[Data in this exercise]
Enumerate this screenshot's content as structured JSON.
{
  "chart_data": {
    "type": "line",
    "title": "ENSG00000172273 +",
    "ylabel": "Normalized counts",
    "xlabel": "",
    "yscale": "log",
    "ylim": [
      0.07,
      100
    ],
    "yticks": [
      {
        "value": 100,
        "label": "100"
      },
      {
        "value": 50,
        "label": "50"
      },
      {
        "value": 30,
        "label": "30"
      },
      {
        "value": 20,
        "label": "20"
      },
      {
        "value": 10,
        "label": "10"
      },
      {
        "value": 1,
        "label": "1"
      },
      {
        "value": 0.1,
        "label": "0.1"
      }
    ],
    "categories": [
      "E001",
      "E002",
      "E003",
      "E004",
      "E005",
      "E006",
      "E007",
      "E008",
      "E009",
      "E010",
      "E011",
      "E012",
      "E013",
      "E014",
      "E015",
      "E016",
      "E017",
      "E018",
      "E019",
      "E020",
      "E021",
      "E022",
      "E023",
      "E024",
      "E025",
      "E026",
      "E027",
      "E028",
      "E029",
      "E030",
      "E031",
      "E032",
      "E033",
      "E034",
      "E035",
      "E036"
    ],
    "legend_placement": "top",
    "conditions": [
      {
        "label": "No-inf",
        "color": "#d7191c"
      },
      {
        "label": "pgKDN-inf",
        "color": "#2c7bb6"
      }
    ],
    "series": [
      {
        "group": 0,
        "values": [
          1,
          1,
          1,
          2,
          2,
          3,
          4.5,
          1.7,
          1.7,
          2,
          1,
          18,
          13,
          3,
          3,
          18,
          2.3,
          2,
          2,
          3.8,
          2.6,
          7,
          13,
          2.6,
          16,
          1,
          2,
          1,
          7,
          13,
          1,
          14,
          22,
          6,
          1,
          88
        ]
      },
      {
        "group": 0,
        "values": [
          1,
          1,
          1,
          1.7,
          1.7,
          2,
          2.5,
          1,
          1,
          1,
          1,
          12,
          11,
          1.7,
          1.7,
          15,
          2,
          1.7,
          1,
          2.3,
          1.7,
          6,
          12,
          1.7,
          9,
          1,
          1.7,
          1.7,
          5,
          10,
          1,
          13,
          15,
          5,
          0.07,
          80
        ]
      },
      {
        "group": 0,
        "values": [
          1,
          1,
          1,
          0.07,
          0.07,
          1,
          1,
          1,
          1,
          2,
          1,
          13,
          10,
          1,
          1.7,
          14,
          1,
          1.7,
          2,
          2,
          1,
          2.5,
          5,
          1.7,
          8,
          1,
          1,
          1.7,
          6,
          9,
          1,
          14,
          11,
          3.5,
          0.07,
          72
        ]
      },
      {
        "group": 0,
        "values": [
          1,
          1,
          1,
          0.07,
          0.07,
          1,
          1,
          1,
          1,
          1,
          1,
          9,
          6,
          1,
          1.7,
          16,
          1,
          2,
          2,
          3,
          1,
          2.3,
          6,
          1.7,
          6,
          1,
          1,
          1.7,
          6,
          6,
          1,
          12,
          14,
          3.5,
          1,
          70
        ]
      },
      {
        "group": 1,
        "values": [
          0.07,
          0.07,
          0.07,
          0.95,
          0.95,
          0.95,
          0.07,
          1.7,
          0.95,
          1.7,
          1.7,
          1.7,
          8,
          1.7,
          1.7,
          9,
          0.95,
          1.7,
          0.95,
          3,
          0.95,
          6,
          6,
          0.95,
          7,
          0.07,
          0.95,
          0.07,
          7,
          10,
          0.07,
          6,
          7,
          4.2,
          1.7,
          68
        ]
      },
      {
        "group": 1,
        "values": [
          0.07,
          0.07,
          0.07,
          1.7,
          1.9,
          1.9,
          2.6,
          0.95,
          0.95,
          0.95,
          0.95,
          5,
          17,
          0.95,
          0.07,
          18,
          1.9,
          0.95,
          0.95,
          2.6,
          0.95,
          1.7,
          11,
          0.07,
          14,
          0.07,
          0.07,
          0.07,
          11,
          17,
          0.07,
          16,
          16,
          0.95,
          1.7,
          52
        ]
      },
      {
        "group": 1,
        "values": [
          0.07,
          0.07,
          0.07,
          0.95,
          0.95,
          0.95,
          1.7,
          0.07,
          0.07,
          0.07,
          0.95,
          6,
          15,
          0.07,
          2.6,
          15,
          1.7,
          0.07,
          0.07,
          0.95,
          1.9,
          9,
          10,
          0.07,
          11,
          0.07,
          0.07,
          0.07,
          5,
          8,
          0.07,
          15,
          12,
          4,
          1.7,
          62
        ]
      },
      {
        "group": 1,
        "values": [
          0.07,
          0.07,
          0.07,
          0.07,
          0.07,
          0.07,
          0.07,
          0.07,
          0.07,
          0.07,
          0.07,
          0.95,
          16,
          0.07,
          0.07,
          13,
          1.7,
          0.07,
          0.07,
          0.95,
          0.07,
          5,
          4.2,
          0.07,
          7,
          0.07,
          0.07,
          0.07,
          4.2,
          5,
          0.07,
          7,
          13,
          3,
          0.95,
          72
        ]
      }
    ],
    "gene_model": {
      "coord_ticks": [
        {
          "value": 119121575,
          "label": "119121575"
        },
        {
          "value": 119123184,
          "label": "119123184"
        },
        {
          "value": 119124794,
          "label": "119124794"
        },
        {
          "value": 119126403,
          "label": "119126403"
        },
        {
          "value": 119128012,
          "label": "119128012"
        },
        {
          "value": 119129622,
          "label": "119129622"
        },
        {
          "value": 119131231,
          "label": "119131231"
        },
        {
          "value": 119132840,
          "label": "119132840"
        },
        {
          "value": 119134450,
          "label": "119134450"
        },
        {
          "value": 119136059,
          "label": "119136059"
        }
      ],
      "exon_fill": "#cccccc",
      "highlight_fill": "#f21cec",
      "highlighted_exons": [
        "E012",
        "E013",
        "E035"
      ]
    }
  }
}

[Problem details] Each line of the material above must be retyped precisely.

[Full output]
Enumerate this screenshot's content as structured JSON.
{
  "chart_data": {
    "type": "line",
    "title": "ENSG00000172273 +",
    "ylabel": "Normalized counts",
    "xlabel": "",
    "yscale": "log",
    "ylim": [
      0.07,
      100
    ],
    "yticks": [
      {
        "value": 100,
        "label": "100"
      },
      {
        "value": 50,
        "label": "50"
      },
      {
        "value": 30,
        "label": "30"
      },
      {
        "value": 20,
        "label": "20"
      },
      {
        "value": 10,
        "label": "10"
      },
      {
        "value": 1,
        "label": "1"
      },
      {
        "value": 0.1,
        "label": "0.1"
      }
    ],
    "categories": [
      "E001",
      "E002",
      "E003",
      "E004",
      "E005",
      "E006",
      "E007",
      "E008",
      "E009",
      "E010",
      "E011",
      "E012",
      "E013",
      "E014",
      "E015",
      "E016",
      "E017",
      "E018",
      "E019",
      "E020",
      "E021",
      "E022",
      "E023",
      "E024",
      "E025",
      "E026",
      "E027",
      "E028",
      "E029",
      "E030",
      "E031",
      "E032",
      "E033",
      "E034",
      "E035",
      "E036"
    ],
    "legend_placement": "top",
    "conditions": [
      {
        "label": "No-inf",
        "color": "#d7191c"
      },
      {
        "label": "pgKDN-inf",
        "color": "#2c7bb6"
      }
    ],
    "series": [
      {
        "group": 0,
        "values": [
          1,
          1,
          1,
          2,
          2,
          3,
          4.5,
          1.7,
          1.7,
          2,
          1,
          18,
          13,
          3,
          3,
          18,
          2.3,
          2,
          2,
          3.8,
          2.6,
          7,
          13,
          2.6,
          16,
          1,
          2,
          1,
          7,
          13,
          1,
          14,
          22,
          6,
          1,
          88
        ]
      },
      {
        "group": 0,
        "values": [
          1,
          1,
          1,
          1.7,
          1.7,
          2,
          2.5,
          1,
          1,
          1,
          1,
          12,
          11,
          1.7,
          1.7,
          15,
          2,
          1.7,
          1,
          2.3,
          1.7,
          6,
          12,
          1.7,
          9,
          1,
          1.7,
          1.7,
          5,
          10,
          1,
          13,
          15,
          5,
          0.07,
          80
        ]
      },
      {
        "group": 0,
        "values": [
          1,
          1,
          1,
          0.07,
          0.07,
          1,
          1,
          1,
          1,
          2,
          1,
          13,
          10,
          1,
          1.7,
          14,
          1,
          1.7,
          2,
          2,
          1,
          2.5,
          5,
          1.7,
          8,
          1,
          1,
          1.7,
          6,
          9,
          1,
          14,
          11,
          3.5,
          0.07,
          72
        ]
      },
      {
        "group": 0,
        "values": [
          1,
          1,
          1,
          0.07,
          0.07,
          1,
          1,
          1,
          1,
          1,
          1,
          9,
          6,
          1,
          1.7,
          16,
          1,
          2,
          2,
          3,
          1,
          2.3,
          6,
          1.7,
          6,
          1,
          1,
          1.7,
          6,
          6,
          1,
          12,
          14,
          3.5,
          1,
          70
        ]
      },
      {
        "group": 1,
        "values": [
          0.07,
          0.07,
          0.07,
          0.95,
          0.95,
          0.95,
          0.07,
          1.7,
          0.95,
          1.7,
          1.7,
          1.7,
          8,
          1.7,
          1.7,
          9,
          0.95,
          1.7,
          0.95,
          3,
          0.95,
          6,
          6,
          0.95,
          7,
          0.07,
          0.95,
          0.07,
          7,
          10,
          0.07,
          6,
          7,
          4.2,
          1.7,
          68
        ]
      },
      {
        "group": 1,
        "values": [
          0.07,
          0.07,
          0.07,
          1.7,
          1.9,
          1.9,
          2.6,
          0.95,
          0.95,
          0.95,
          0.95,
          5,
          17,
          0.95,
          0.07,
          18,
          1.9,
          0.95,
          0.95,
          2.6,
          0.95,
          1.7,
          11,
          0.07,
          14,
          0.07,
          0.07,
          0.07,
          11,
          17,
          0.07,
          16,
          16,
          0.95,
          1.7,
          52
        ]
      },
      {
        "group": 1,
        "values": [
          0.07,
          0.07,
          0.07,
          0.95,
          0.95,
          0.95,
          1.7,
          0.07,
          0.07,
          0.07,
          0.95,
          6,
          15,
          0.07,
          2.6,
          15,
          1.7,
          0.07,
          0.07,
          0.95,
          1.9,
          9,
          10,
          0.07,
          11,
          0.07,
          0.07,
          0.07,
          5,
          8,
          0.07,
          15,
          12,
          4,
          1.7,
          62
        ]
      },
      {
        "group": 1,
        "values": [
          0.07,
          0.07,
          0.07,
          0.07,
          0.07,
          0.07,
          0.07,
          0.07,
          0.07,
          0.07,
          0.07,
          0.95,
          16,
          0.07,
          0.07,
          13,
          1.7,
          0.07,
          0.07,
          0.95,
          0.07,
          5,
          4.2,
          0.07,
          7,
          0.07,
          0.07,
          0.07,
          4.2,
          5,
          0.07,
          7,
          13,
          3,
          0.95,
          72
        ]
      }
    ],
    "gene_model": {
      "coord_ticks": [
        {
          "value": 119121575,
          "label": "119121575"
        },
        {
          "value": 119123184,
          "label": "119123184"
        },
        {
          "value": 119124794,
          "label": "119124794"
        },
        {
          "value": 119126403,
          "label": "119126403"
        },
        {
          "value": 119128012,
          "label": "119128012"
        },
        {
          "value": 119129622,
          "label": "119129622"
        },
        {
          "value": 119131231,
          "label": "119131231"
        },
        {
          "value": 119132840,
          "label": "119132840"
        },
        {
          "value": 119134450,
          "label": "119134450"
        },
        {
          "value": 119136059,
          "label": "119136059"
        }
      ],
      "exon_fill": "#cccccc",
      "highlight_fill": "#f21cec",
      "highlighted_exons": [
        "E012",
        "E013",
        "E035"
      ]
    }
  }
}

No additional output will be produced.